__TO DO__:
Extract each record and reproduce it exactly.

__RECORD SET__:
** begin **

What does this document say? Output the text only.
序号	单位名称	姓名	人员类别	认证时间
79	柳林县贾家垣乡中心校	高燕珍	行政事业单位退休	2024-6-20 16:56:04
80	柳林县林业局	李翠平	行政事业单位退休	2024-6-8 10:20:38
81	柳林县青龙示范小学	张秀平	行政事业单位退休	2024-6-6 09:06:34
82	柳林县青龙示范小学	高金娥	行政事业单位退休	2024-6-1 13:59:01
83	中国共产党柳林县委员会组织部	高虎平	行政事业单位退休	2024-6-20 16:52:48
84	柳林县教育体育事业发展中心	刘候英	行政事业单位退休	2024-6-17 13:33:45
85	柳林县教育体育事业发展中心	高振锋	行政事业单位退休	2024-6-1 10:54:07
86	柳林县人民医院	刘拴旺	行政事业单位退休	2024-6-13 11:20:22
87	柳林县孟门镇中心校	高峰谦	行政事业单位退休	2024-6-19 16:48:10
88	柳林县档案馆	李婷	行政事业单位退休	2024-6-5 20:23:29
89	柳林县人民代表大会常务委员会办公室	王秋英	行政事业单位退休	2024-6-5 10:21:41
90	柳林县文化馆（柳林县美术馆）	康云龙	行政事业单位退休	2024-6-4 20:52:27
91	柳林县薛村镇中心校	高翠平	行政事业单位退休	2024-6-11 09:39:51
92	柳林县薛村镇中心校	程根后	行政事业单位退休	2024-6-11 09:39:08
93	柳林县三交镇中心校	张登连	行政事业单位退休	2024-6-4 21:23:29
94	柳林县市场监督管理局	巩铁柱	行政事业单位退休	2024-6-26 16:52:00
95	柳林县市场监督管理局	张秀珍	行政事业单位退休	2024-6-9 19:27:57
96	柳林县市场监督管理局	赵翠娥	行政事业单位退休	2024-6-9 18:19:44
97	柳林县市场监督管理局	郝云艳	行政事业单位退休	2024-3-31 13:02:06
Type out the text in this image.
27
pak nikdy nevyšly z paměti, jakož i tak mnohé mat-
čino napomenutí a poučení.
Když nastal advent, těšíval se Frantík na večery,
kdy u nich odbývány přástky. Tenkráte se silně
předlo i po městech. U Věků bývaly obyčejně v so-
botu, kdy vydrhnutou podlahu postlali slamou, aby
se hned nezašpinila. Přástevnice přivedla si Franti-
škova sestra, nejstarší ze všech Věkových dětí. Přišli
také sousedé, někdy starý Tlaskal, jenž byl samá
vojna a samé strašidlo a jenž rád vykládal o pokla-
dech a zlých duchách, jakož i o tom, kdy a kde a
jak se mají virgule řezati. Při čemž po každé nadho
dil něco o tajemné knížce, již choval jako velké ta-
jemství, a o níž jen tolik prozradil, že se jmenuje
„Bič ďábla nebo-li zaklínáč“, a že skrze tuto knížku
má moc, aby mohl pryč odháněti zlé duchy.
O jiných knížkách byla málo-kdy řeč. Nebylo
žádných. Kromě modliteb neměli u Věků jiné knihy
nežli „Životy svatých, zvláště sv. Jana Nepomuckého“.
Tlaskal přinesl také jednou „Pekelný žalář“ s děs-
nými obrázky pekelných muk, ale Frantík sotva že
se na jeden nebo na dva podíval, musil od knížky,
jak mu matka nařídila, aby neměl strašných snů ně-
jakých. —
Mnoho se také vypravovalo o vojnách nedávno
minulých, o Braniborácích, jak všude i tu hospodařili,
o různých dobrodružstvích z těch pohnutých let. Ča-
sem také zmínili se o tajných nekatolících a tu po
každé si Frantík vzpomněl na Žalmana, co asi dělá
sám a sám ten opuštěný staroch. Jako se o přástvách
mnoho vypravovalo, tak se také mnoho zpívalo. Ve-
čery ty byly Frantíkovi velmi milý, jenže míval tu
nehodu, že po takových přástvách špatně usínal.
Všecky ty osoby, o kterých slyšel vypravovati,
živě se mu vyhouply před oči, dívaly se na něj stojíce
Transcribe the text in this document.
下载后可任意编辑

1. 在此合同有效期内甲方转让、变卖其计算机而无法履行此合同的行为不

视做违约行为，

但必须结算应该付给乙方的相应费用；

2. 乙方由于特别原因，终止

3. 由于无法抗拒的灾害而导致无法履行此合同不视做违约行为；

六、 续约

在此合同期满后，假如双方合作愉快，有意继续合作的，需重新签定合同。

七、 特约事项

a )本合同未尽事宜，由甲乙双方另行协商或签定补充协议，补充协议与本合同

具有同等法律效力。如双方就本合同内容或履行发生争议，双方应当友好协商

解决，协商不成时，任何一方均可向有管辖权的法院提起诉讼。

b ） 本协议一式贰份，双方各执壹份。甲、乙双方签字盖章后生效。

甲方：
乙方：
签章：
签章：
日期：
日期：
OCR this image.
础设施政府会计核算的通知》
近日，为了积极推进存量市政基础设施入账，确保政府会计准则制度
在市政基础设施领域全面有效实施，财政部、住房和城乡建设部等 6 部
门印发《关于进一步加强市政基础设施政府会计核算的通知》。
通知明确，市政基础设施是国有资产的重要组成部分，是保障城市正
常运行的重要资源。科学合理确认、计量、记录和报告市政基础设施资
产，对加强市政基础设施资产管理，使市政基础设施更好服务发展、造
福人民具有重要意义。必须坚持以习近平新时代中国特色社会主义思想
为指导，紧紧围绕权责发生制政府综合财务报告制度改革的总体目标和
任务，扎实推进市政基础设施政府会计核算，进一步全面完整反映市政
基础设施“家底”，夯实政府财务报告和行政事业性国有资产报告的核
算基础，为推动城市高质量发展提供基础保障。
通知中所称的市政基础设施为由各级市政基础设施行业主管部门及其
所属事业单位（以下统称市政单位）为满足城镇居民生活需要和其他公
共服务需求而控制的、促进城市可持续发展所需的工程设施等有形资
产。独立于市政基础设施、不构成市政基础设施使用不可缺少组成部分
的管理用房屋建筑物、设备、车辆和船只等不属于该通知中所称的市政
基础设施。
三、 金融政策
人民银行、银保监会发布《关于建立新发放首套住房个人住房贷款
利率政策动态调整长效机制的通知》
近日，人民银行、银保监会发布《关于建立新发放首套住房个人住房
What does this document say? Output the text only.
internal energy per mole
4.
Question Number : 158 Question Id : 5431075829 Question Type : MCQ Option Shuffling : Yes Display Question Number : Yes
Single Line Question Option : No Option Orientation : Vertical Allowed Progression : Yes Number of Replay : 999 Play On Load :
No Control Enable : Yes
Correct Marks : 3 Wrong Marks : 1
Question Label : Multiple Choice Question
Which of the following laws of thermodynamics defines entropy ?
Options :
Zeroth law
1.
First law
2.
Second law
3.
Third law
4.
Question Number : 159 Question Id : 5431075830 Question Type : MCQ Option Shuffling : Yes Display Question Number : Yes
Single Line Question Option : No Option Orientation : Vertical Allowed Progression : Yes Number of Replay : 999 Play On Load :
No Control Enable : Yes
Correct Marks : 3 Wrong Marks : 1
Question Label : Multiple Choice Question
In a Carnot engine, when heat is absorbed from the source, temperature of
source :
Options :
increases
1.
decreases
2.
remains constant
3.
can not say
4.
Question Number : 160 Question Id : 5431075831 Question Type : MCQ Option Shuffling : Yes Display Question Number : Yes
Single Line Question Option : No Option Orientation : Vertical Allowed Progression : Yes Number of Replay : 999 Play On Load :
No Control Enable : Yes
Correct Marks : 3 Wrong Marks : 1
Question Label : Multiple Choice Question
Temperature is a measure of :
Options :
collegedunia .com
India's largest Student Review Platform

** end **

__CORRECT RESPONSE__:
What does this document say? Output the text only.
序号	单位名称	姓名	人员类别	认证时间
79	柳林县贾家垣乡中心校	高燕珍	行政事业单位退休	2024-6-20 16:56:04
80	柳林县林业局	李翠平	行政事业单位退休	2024-6-8 10:20:38
81	柳林县青龙示范小学	张秀平	行政事业单位退休	2024-6-6 09:06:34
82	柳林县青龙示范小学	高金娥	行政事业单位退休	2024-6-1 13:59:01
83	中国共产党柳林县委员会组织部	高虎平	行政事业单位退休	2024-6-20 16:52:48
84	柳林县教育体育事业发展中心	刘候英	行政事业单位退休	2024-6-17 13:33:45
85	柳林县教育体育事业发展中心	高振锋	行政事业单位退休	2024-6-1 10:54:07
86	柳林县人民医院	刘拴旺	行政事业单位退休	2024-6-13 11:20:22
87	柳林县孟门镇中心校	高峰谦	行政事业单位退休	2024-6-19 16:48:10
88	柳林县档案馆	李婷	行政事业单位退休	2024-6-5 20:23:29
89	柳林县人民代表大会常务委员会办公室	王秋英	行政事业单位退休	2024-6-5 10:21:41
90	柳林县文化馆（柳林县美术馆）	康云龙	行政事业单位退休	2024-6-4 20:52:27
91	柳林县薛村镇中心校	高翠平	行政事业单位退休	2024-6-11 09:39:51
92	柳林县薛村镇中心校	程根后	行政事业单位退休	2024-6-11 09:39:08
93	柳林县三交镇中心校	张登连	行政事业单位退休	2024-6-4 21:23:29
94	柳林县市场监督管理局	巩铁柱	行政事业单位退休	2024-6-26 16:52:00
95	柳林县市场监督管理局	张秀珍	行政事业单位退休	2024-6-9 19:27:57
96	柳林县市场监督管理局	赵翠娥	行政事业单位退休	2024-6-9 18:19:44
97	柳林县市场监督管理局	郝云艳	行政事业单位退休	2024-3-31 13:02:06
Type out the text in this image.
27
pak nikdy nevyšly z paměti, jakož i tak mnohé mat-
čino napomenutí a poučení.
Když nastal advent, těšíval se Frantík na večery,
kdy u nich odbývány přástky. Tenkráte se silně
předlo i po městech. U Věků bývaly obyčejně v so-
botu, kdy vydrhnutou podlahu postlali slamou, aby
se hned nezašpinila. Přástevnice přivedla si Franti-
škova sestra, nejstarší ze všech Věkových dětí. Přišli
také sousedé, někdy starý Tlaskal, jenž byl samá
vojna a samé strašidlo a jenž rád vykládal o pokla-
dech a zlých duchách, jakož i o tom, kdy a kde a
jak se mají virgule řezati. Při čemž po každé nadho
dil něco o tajemné knížce, již choval jako velké ta-
jemství, a o níž jen tolik prozradil, že se jmenuje
„Bič ďábla nebo-li zaklínáč“, a že skrze tuto knížku
má moc, aby mohl pryč odháněti zlé duchy.
O jiných knížkách byla málo-kdy řeč. Nebylo
žádných. Kromě modliteb neměli u Věků jiné knihy
nežli „Životy svatých, zvláště sv. Jana Nepomuckého“.
Tlaskal přinesl také jednou „Pekelný žalář“ s děs-
nými obrázky pekelných muk, ale Frantík sotva že
se na jeden nebo na dva podíval, musil od knížky,
jak mu matka nařídila, aby neměl strašných snů ně-
jakých. —
Mnoho se také vypravovalo o vojnách nedávno
minulých, o Braniborácích, jak všude i tu hospodařili,
o různých dobrodružstvích z těch pohnutých let. Ča-
sem také zmínili se o tajných nekatolících a tu po
každé si Frantík vzpomněl na Žalmana, co asi dělá
sám a sám ten opuštěný staroch. Jako se o přástvách
mnoho vypravovalo, tak se také mnoho zpívalo. Ve-
čery ty byly Frantíkovi velmi milý, jenže míval tu
nehodu, že po takových přástvách špatně usínal.
Všecky ty osoby, o kterých slyšel vypravovati,
živě se mu vyhouply před oči, dívaly se na něj stojíce
Transcribe the text in this document.
下载后可任意编辑

1. 在此合同有效期内甲方转让、变卖其计算机而无法履行此合同的行为不

视做违约行为，

但必须结算应该付给乙方的相应费用；

2. 乙方由于特别原因，终止

3. 由于无法抗拒的灾害而导致无法履行此合同不视做违约行为；

六、 续约

在此合同期满后，假如双方合作愉快，有意继续合作的，需重新签定合同。

七、 特约事项

a )本合同未尽事宜，由甲乙双方另行协商或签定补充协议，补充协议与本合同

具有同等法律效力。如双方就本合同内容或履行发生争议，双方应当友好协商

解决，协商不成时，任何一方均可向有管辖权的法院提起诉讼。

b ） 本协议一式贰份，双方各执壹份。甲、乙双方签字盖章后生效。

甲方：
乙方：
签章：
签章：
日期：
日期：
OCR this image.
础设施政府会计核算的通知》
近日，为了积极推进存量市政基础设施入账，确保政府会计准则制度
在市政基础设施领域全面有效实施，财政部、住房和城乡建设部等 6 部
门印发《关于进一步加强市政基础设施政府会计核算的通知》。
通知明确，市政基础设施是国有资产的重要组成部分，是保障城市正
常运行的重要资源。科学合理确认、计量、记录和报告市政基础设施资
产，对加强市政基础设施资产管理，使市政基础设施更好服务发展、造
福人民具有重要意义。必须坚持以习近平新时代中国特色社会主义思想
为指导，紧紧围绕权责发生制政府综合财务报告制度改革的总体目标和
任务，扎实推进市政基础设施政府会计核算，进一步全面完整反映市政
基础设施“家底”，夯实政府财务报告和行政事业性国有资产报告的核
算基础，为推动城市高质量发展提供基础保障。
通知中所称的市政基础设施为由各级市政基础设施行业主管部门及其
所属事业单位（以下统称市政单位）为满足城镇居民生活需要和其他公
共服务需求而控制的、促进城市可持续发展所需的工程设施等有形资
产。独立于市政基础设施、不构成市政基础设施使用不可缺少组成部分
的管理用房屋建筑物、设备、车辆和船只等不属于该通知中所称的市政
基础设施。
三、 金融政策
人民银行、银保监会发布《关于建立新发放首套住房个人住房贷款
利率政策动态调整长效机制的通知》
近日，人民银行、银保监会发布《关于建立新发放首套住房个人住房
What does this document say? Output the text only.
internal energy per mole
4.
Question Number : 158 Question Id : 5431075829 Question Type : MCQ Option Shuffling : Yes Display Question Number : Yes
Single Line Question Option : No Option Orientation : Vertical Allowed Progression : Yes Number of Replay : 999 Play On Load :
No Control Enable : Yes
Correct Marks : 3 Wrong Marks : 1
Question Label : Multiple Choice Question
Which of the following laws of thermodynamics defines entropy ?
Options :
Zeroth law
1.
First law
2.
Second law
3.
Third law
4.
Question Number : 159 Question Id : 5431075830 Question Type : MCQ Option Shuffling : Yes Display Question Number : Yes
Single Line Question Option : No Option Orientation : Vertical Allowed Progression : Yes Number of Replay : 999 Play On Load :
No Control Enable : Yes
Correct Marks : 3 Wrong Marks : 1
Question Label : Multiple Choice Question
In a Carnot engine, when heat is absorbed from the source, temperature of
source :
Options :
increases
1.
decreases
2.
remains constant
3.
can not say
4.
Question Number : 160 Question Id : 5431075831 Question Type : MCQ Option Shuffling : Yes Display Question Number : Yes
Single Line Question Option : No Option Orientation : Vertical Allowed Progression : Yes Number of Replay : 999 Play On Load :
No Control Enable : Yes
Correct Marks : 3 Wrong Marks : 1
Question Label : Multiple Choice Question
Temperature is a measure of :
Options :
collegedunia .com
India's largest Student Review Platform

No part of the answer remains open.